## WHAT IS NEEDED
Go through the entries below, tally each line with the string "this", and give the final number by itself.

## GIVEN INFORMATION
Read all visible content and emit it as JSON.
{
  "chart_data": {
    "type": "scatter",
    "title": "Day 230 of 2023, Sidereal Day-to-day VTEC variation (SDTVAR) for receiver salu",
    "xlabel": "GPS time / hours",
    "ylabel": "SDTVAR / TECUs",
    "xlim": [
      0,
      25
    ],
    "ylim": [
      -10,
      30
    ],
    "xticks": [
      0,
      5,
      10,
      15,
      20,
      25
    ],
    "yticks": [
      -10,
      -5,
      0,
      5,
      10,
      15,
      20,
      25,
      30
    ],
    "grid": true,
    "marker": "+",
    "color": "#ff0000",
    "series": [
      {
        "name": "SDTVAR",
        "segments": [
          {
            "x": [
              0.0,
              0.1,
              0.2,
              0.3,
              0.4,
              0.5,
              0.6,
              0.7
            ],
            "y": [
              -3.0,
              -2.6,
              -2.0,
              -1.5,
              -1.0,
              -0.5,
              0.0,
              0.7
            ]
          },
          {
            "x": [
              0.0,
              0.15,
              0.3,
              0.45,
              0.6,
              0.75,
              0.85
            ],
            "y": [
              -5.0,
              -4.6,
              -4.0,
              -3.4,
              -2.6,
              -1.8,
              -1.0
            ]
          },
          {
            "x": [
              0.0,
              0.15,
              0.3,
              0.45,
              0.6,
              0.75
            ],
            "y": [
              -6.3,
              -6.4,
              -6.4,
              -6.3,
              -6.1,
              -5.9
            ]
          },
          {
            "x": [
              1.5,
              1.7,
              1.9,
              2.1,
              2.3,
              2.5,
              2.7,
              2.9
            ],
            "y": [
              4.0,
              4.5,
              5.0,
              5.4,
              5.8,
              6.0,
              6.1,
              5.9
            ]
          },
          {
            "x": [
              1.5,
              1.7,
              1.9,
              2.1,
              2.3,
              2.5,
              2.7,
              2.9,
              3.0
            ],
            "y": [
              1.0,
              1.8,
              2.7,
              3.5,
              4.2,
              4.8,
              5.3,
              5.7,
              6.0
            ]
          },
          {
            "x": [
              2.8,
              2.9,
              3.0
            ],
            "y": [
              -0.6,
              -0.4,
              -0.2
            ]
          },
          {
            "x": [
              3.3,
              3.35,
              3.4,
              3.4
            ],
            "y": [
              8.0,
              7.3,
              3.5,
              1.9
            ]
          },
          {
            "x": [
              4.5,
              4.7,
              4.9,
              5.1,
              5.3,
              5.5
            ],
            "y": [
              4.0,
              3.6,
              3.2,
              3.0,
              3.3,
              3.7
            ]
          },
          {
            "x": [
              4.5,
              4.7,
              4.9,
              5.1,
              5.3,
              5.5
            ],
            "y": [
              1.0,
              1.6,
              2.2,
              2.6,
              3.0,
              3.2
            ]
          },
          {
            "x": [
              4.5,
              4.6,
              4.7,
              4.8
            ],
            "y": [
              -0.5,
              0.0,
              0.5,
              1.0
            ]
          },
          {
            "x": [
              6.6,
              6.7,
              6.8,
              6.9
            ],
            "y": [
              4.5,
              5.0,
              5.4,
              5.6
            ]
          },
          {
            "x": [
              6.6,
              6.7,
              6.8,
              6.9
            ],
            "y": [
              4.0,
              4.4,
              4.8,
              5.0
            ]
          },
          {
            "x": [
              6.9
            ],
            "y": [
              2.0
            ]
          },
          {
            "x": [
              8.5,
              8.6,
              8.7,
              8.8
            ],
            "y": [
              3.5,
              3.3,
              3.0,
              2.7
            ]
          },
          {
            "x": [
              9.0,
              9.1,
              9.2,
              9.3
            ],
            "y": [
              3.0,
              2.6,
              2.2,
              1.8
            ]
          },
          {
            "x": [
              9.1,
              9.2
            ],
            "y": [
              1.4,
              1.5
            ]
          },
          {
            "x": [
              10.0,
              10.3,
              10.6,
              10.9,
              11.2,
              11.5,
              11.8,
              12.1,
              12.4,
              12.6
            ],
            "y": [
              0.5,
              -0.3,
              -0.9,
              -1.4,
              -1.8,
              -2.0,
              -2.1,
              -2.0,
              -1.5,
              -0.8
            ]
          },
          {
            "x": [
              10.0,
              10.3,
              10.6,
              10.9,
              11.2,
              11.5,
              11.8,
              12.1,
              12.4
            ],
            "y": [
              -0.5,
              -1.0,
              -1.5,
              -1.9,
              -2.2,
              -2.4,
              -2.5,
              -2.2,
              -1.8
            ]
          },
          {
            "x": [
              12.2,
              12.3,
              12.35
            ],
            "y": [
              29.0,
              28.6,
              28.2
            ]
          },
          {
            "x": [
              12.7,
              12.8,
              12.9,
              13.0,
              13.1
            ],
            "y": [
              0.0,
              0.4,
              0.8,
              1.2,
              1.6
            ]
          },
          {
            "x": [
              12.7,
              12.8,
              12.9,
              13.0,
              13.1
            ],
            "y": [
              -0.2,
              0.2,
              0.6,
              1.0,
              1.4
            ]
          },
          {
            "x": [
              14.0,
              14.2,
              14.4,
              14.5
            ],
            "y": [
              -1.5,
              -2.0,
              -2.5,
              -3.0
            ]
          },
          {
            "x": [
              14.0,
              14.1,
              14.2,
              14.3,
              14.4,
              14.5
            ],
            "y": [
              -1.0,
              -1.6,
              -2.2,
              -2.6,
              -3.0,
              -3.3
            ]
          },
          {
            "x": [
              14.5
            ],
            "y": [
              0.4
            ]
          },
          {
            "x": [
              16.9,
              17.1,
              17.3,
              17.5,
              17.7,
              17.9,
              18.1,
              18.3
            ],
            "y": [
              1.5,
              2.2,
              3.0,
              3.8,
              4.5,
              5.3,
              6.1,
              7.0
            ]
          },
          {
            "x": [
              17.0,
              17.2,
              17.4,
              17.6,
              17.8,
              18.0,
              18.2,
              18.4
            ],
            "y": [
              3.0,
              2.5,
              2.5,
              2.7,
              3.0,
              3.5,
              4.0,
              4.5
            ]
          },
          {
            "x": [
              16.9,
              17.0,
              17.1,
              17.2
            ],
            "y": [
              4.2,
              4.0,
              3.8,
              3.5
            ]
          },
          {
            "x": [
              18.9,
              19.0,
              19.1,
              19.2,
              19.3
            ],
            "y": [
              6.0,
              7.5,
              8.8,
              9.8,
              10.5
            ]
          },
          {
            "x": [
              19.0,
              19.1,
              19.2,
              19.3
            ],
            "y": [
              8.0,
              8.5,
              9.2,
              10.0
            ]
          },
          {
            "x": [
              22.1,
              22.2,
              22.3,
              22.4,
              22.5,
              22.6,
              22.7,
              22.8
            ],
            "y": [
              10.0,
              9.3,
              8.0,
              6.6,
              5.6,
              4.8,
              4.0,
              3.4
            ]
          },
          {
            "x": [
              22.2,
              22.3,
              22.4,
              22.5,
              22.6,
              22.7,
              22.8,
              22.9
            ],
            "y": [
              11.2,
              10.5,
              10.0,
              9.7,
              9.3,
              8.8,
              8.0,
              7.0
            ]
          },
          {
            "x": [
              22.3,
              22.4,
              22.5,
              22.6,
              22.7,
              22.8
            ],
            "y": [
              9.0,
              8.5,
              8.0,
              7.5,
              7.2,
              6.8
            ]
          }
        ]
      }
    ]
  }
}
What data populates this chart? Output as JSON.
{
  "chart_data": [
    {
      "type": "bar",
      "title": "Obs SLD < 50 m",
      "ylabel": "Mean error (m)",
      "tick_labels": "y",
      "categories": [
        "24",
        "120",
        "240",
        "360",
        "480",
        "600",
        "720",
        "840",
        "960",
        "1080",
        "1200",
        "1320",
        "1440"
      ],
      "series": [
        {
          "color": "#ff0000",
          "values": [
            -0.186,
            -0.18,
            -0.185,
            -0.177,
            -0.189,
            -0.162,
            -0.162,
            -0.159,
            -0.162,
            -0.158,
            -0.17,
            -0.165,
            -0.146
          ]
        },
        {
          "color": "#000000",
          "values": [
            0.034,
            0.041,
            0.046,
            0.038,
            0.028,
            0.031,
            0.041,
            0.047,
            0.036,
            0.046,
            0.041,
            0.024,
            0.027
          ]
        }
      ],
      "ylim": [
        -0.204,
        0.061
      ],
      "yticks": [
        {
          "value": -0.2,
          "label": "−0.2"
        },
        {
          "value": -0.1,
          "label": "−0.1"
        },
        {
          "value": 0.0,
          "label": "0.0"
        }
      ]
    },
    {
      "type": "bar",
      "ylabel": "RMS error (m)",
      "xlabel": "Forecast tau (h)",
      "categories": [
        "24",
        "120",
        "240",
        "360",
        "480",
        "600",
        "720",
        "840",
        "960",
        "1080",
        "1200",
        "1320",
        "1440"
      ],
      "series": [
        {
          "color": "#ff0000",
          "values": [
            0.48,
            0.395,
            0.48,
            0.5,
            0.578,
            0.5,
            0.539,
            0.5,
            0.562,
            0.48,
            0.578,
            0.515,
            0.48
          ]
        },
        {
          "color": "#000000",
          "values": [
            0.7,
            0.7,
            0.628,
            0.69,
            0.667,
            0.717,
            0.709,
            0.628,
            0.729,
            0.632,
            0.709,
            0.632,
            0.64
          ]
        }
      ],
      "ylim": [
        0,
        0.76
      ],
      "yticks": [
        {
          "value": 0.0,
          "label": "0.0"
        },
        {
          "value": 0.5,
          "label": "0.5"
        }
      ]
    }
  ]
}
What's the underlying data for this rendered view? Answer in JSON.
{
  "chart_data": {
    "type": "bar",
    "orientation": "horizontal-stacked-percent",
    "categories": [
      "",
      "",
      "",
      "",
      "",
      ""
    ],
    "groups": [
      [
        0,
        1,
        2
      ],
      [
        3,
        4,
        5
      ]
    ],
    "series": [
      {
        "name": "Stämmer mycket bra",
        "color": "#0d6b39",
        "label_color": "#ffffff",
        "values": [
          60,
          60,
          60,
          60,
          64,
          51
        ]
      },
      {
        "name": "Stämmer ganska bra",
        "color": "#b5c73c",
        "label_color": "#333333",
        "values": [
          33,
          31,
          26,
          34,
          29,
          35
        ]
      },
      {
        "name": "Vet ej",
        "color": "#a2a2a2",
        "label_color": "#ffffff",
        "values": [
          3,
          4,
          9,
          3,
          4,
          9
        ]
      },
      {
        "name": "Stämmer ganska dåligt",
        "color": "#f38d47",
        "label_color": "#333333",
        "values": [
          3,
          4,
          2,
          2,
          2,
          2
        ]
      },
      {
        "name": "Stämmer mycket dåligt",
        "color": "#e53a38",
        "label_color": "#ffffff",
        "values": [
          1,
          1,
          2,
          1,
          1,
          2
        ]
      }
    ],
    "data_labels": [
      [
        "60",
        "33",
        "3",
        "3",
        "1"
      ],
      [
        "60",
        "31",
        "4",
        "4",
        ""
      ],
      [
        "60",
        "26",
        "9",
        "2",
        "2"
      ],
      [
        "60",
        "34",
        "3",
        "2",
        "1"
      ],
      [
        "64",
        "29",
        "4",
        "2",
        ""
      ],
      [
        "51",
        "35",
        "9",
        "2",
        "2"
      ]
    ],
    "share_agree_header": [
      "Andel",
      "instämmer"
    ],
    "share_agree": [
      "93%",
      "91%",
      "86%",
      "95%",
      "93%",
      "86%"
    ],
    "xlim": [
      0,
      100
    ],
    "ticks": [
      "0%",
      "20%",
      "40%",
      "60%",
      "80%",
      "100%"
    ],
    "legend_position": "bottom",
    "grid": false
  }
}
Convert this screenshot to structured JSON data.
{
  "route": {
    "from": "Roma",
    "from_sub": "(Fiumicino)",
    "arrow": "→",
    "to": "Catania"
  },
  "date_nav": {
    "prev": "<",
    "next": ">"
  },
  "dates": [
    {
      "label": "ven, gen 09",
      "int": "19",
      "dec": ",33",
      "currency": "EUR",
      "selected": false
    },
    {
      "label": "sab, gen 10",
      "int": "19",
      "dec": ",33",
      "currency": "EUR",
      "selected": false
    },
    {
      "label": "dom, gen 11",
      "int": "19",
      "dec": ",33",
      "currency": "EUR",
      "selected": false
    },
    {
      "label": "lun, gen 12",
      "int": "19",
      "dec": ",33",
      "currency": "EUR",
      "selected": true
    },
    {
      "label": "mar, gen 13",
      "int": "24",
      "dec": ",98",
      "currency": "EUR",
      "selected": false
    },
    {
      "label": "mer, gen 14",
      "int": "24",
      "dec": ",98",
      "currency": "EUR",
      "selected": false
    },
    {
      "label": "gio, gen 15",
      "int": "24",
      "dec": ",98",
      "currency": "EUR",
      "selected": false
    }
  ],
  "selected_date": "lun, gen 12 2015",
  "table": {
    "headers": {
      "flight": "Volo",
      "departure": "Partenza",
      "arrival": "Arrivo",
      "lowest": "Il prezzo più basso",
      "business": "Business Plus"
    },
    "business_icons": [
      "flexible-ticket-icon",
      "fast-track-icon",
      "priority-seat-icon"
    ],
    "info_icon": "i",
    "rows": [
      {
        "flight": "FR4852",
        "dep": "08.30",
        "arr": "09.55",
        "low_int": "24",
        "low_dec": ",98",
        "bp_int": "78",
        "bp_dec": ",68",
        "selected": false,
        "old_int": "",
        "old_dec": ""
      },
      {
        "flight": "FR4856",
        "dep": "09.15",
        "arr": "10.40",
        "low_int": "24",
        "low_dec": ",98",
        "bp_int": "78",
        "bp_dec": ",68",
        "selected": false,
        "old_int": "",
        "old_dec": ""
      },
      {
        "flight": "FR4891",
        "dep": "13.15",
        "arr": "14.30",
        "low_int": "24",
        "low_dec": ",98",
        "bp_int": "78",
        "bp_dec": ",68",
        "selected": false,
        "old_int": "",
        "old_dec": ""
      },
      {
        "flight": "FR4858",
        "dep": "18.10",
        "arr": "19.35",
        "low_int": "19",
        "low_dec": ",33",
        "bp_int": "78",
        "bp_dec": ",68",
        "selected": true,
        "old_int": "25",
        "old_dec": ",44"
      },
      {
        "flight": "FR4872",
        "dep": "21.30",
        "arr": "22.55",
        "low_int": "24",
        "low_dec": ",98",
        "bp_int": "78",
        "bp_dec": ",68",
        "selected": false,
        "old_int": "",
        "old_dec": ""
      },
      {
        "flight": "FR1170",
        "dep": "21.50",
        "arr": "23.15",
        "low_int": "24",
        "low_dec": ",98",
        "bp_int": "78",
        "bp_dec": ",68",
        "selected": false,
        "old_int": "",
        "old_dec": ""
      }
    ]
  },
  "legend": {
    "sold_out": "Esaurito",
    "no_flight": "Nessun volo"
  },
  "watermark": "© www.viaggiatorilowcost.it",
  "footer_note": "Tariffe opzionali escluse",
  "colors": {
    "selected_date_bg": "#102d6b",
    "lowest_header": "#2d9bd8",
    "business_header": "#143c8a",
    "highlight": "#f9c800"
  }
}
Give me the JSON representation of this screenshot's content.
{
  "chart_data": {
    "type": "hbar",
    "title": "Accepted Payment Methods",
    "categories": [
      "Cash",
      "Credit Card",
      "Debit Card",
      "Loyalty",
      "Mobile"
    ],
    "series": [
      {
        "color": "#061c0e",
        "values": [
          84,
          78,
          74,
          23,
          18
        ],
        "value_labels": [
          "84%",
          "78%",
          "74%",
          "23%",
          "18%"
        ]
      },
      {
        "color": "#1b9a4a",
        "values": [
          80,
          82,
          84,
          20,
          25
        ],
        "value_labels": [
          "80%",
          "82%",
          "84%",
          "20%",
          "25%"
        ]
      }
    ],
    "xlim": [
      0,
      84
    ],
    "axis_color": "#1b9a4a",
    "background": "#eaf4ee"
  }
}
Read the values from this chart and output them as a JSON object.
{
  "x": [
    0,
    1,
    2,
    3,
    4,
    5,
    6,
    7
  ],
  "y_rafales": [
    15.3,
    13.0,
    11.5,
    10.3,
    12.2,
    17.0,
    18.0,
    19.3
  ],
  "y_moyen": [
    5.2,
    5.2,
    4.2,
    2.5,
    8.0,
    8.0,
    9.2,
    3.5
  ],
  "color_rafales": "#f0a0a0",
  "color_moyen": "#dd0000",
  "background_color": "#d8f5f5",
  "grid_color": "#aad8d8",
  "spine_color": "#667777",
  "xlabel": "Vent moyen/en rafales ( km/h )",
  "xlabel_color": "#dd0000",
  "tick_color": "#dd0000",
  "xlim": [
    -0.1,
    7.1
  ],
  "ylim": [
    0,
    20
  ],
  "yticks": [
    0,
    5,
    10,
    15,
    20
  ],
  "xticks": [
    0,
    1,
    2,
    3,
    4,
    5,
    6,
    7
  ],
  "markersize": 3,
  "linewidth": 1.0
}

## EXERCISE RESULT
5